• Records supplied:
******************************
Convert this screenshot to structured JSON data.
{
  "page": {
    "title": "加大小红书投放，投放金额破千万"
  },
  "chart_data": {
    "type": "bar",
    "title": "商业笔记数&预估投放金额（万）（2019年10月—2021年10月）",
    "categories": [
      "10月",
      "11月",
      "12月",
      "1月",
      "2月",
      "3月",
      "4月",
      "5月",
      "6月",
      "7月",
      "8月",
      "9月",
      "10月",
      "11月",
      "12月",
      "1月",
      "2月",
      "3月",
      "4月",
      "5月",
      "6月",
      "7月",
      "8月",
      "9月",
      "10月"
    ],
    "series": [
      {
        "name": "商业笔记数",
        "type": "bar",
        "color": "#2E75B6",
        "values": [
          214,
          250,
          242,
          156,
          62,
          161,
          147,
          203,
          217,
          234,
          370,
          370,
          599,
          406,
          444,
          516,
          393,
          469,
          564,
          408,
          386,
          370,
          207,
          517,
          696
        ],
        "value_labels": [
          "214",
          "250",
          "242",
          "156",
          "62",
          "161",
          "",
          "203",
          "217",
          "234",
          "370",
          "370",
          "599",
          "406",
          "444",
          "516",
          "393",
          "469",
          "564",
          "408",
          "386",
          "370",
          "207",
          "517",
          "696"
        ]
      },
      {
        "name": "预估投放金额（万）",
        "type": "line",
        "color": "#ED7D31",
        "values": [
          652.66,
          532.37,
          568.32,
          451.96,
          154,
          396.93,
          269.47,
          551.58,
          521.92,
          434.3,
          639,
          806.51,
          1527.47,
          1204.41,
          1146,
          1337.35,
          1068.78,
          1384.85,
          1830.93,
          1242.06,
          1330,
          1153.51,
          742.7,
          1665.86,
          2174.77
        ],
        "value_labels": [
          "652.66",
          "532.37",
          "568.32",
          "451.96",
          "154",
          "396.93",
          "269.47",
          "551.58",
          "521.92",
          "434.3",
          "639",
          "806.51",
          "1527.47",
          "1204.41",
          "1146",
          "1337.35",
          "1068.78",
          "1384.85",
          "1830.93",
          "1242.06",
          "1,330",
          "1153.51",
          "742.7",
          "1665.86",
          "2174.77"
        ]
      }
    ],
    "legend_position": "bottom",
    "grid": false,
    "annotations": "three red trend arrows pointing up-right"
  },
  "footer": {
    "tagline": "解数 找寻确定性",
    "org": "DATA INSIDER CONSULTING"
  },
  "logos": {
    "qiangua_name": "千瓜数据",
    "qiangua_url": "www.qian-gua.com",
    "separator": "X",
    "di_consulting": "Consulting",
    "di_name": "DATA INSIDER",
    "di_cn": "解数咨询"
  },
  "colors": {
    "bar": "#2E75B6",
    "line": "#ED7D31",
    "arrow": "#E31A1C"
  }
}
******************************
• Problem statement: Write out all of the records once more, exactly.

• Full output:
Convert this screenshot to structured JSON data.
{
  "page": {
    "title": "加大小红书投放，投放金额破千万"
  },
  "chart_data": {
    "type": "bar",
    "title": "商业笔记数&预估投放金额（万）（2019年10月—2021年10月）",
    "categories": [
      "10月",
      "11月",
      "12月",
      "1月",
      "2月",
      "3月",
      "4月",
      "5月",
      "6月",
      "7月",
      "8月",
      "9月",
      "10月",
      "11月",
      "12月",
      "1月",
      "2月",
      "3月",
      "4月",
      "5月",
      "6月",
      "7月",
      "8月",
      "9月",
      "10月"
    ],
    "series": [
      {
        "name": "商业笔记数",
        "type": "bar",
        "color": "#2E75B6",
        "values": [
          214,
          250,
          242,
          156,
          62,
          161,
          147,
          203,
          217,
          234,
          370,
          370,
          599,
          406,
          444,
          516,
          393,
          469,
          564,
          408,
          386,
          370,
          207,
          517,
          696
        ],
        "value_labels": [
          "214",
          "250",
          "242",
          "156",
          "62",
          "161",
          "",
          "203",
          "217",
          "234",
          "370",
          "370",
          "599",
          "406",
          "444",
          "516",
          "393",
          "469",
          "564",
          "408",
          "386",
          "370",
          "207",
          "517",
          "696"
        ]
      },
      {
        "name": "预估投放金额（万）",
        "type": "line",
        "color": "#ED7D31",
        "values": [
          652.66,
          532.37,
          568.32,
          451.96,
          154,
          396.93,
          269.47,
          551.58,
          521.92,
          434.3,
          639,
          806.51,
          1527.47,
          1204.41,
          1146,
          1337.35,
          1068.78,
          1384.85,
          1830.93,
          1242.06,
          1330,
          1153.51,
          742.7,
          1665.86,
          2174.77
        ],
        "value_labels": [
          "652.66",
          "532.37",
          "568.32",
          "451.96",
          "154",
          "396.93",
          "269.47",
          "551.58",
          "521.92",
          "434.3",
          "639",
          "806.51",
          "1527.47",
          "1204.41",
          "1146",
          "1337.35",
          "1068.78",
          "1384.85",
          "1830.93",
          "1242.06",
          "1,330",
          "1153.51",
          "742.7",
          "1665.86",
          "2174.77"
        ]
      }
    ],
    "legend_position": "bottom",
    "grid": false,
    "annotations": "three red trend arrows pointing up-right"
  },
  "footer": {
    "tagline": "解数 找寻确定性",
    "org": "DATA INSIDER CONSULTING"
  },
  "logos": {
    "qiangua_name": "千瓜数据",
    "qiangua_url": "www.qian-gua.com",
    "separator": "X",
    "di_consulting": "Consulting",
    "di_name": "DATA INSIDER",
    "di_cn": "解数咨询"
  },
  "colors": {
    "bar": "#2E75B6",
    "line": "#ED7D31",
    "arrow": "#E31A1C"
  }
}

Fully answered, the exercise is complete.